■ **Exercise description**
Go through the listing and copy every line word for word.

■ **Supplied material**
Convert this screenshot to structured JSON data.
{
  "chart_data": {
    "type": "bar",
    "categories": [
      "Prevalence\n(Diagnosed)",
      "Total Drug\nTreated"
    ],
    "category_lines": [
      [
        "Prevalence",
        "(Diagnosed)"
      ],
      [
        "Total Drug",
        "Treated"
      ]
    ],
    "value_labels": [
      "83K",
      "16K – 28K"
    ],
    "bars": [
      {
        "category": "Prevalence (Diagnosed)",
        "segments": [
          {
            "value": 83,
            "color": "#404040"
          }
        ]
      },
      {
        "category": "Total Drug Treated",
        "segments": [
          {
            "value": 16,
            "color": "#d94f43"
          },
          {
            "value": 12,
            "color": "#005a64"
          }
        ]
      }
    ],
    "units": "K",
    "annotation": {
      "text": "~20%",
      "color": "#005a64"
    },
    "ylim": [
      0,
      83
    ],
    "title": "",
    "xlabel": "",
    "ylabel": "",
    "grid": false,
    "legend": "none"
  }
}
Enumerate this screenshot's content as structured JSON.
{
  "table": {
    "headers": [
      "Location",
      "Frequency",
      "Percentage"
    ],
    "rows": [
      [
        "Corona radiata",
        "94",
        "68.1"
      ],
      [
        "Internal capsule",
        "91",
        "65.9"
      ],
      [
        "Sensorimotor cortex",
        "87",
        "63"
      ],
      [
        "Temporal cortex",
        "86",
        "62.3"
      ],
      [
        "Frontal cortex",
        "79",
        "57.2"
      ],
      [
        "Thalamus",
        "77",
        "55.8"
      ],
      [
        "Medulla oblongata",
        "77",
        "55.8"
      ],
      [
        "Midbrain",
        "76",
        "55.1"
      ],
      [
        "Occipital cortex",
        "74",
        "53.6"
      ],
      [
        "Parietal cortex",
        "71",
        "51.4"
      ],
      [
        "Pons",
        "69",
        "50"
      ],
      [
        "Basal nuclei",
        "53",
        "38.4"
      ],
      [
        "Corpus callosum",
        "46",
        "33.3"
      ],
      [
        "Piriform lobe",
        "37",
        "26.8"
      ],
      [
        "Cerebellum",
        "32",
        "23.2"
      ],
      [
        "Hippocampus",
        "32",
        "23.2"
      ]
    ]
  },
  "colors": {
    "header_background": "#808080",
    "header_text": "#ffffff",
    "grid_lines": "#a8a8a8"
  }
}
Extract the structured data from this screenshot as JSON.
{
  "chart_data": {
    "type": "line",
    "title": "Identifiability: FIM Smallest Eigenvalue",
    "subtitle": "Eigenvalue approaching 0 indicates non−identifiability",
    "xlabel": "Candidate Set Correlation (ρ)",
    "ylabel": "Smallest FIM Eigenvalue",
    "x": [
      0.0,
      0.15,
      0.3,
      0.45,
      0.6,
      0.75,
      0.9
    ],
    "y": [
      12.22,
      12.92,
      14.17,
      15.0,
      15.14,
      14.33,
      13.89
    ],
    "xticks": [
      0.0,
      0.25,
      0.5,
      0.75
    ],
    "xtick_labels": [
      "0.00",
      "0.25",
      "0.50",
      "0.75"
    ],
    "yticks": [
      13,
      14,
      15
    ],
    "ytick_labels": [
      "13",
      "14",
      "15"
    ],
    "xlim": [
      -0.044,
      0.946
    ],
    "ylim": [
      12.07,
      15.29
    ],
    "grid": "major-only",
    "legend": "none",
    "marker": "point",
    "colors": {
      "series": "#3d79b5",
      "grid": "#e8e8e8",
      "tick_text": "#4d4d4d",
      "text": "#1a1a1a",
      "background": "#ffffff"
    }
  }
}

■ **Completed task**
Convert this screenshot to structured JSON data.
{
  "chart_data": {
    "type": "bar",
    "categories": [
      "Prevalence\n(Diagnosed)",
      "Total Drug\nTreated"
    ],
    "category_lines": [
      [
        "Prevalence",
        "(Diagnosed)"
      ],
      [
        "Total Drug",
        "Treated"
      ]
    ],
    "value_labels": [
      "83K",
      "16K – 28K"
    ],
    "bars": [
      {
        "category": "Prevalence (Diagnosed)",
        "segments": [
          {
            "value": 83,
            "color": "#404040"
          }
        ]
      },
      {
        "category": "Total Drug Treated",
        "segments": [
          {
            "value": 16,
            "color": "#d94f43"
          },
          {
            "value": 12,
            "color": "#005a64"
          }
        ]
      }
    ],
    "units": "K",
    "annotation": {
      "text": "~20%",
      "color": "#005a64"
    },
    "ylim": [
      0,
      83
    ],
    "title": "",
    "xlabel": "",
    "ylabel": "",
    "grid": false,
    "legend": "none"
  }
}
Enumerate this screenshot's content as structured JSON.
{
  "table": {
    "headers": [
      "Location",
      "Frequency",
      "Percentage"
    ],
    "rows": [
      [
        "Corona radiata",
        "94",
        "68.1"
      ],
      [
        "Internal capsule",
        "91",
        "65.9"
      ],
      [
        "Sensorimotor cortex",
        "87",
        "63"
      ],
      [
        "Temporal cortex",
        "86",
        "62.3"
      ],
      [
        "Frontal cortex",
        "79",
        "57.2"
      ],
      [
        "Thalamus",
        "77",
        "55.8"
      ],
      [
        "Medulla oblongata",
        "77",
        "55.8"
      ],
      [
        "Midbrain",
        "76",
        "55.1"
      ],
      [
        "Occipital cortex",
        "74",
        "53.6"
      ],
      [
        "Parietal cortex",
        "71",
        "51.4"
      ],
      [
        "Pons",
        "69",
        "50"
      ],
      [
        "Basal nuclei",
        "53",
        "38.4"
      ],
      [
        "Corpus callosum",
        "46",
        "33.3"
      ],
      [
        "Piriform lobe",
        "37",
        "26.8"
      ],
      [
        "Cerebellum",
        "32",
        "23.2"
      ],
      [
        "Hippocampus",
        "32",
        "23.2"
      ]
    ]
  },
  "colors": {
    "header_background": "#808080",
    "header_text": "#ffffff",
    "grid_lines": "#a8a8a8"
  }
}
Extract the structured data from this screenshot as JSON.
{
  "chart_data": {
    "type": "line",
    "title": "Identifiability: FIM Smallest Eigenvalue",
    "subtitle": "Eigenvalue approaching 0 indicates non−identifiability",
    "xlabel": "Candidate Set Correlation (ρ)",
    "ylabel": "Smallest FIM Eigenvalue",
    "x": [
      0.0,
      0.15,
      0.3,
      0.45,
      0.6,
      0.75,
      0.9
    ],
    "y": [
      12.22,
      12.92,
      14.17,
      15.0,
      15.14,
      14.33,
      13.89
    ],
    "xticks": [
      0.0,
      0.25,
      0.5,
      0.75
    ],
    "xtick_labels": [
      "0.00",
      "0.25",
      "0.50",
      "0.75"
    ],
    "yticks": [
      13,
      14,
      15
    ],
    "ytick_labels": [
      "13",
      "14",
      "15"
    ],
    "xlim": [
      -0.044,
      0.946
    ],
    "ylim": [
      12.07,
      15.29
    ],
    "grid": "major-only",
    "legend": "none",
    "marker": "point",
    "colors": {
      "series": "#3d79b5",
      "grid": "#e8e8e8",
      "tick_text": "#4d4d4d",
      "text": "#1a1a1a",
      "background": "#ffffff"
    }
  }
}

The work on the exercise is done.